Only the number is needed: how many lines of the records include "caption"?

**Dataset records**.

>>

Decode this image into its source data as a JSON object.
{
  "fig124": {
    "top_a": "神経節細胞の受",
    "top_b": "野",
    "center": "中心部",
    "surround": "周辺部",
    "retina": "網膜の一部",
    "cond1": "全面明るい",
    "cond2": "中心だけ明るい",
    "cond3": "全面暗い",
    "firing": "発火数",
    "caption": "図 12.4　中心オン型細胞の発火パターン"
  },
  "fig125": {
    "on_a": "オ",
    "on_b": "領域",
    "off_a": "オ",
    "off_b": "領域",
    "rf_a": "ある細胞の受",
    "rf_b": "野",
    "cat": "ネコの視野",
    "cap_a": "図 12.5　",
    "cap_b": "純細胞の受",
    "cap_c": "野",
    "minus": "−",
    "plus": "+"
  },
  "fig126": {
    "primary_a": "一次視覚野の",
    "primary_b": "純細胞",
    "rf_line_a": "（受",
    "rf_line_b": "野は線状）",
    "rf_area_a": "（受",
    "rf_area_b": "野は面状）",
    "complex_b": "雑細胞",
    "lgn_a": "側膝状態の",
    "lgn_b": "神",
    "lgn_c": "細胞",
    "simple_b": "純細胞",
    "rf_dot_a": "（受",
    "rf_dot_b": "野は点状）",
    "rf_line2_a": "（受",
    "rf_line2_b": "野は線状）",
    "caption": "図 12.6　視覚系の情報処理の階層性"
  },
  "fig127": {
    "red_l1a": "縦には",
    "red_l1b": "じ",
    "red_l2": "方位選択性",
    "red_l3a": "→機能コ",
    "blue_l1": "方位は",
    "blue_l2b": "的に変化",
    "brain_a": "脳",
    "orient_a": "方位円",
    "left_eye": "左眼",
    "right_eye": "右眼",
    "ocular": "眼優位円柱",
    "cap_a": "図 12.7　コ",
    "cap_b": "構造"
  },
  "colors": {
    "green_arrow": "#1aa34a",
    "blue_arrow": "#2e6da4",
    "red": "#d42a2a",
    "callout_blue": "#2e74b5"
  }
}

<<

**Written answer**. 2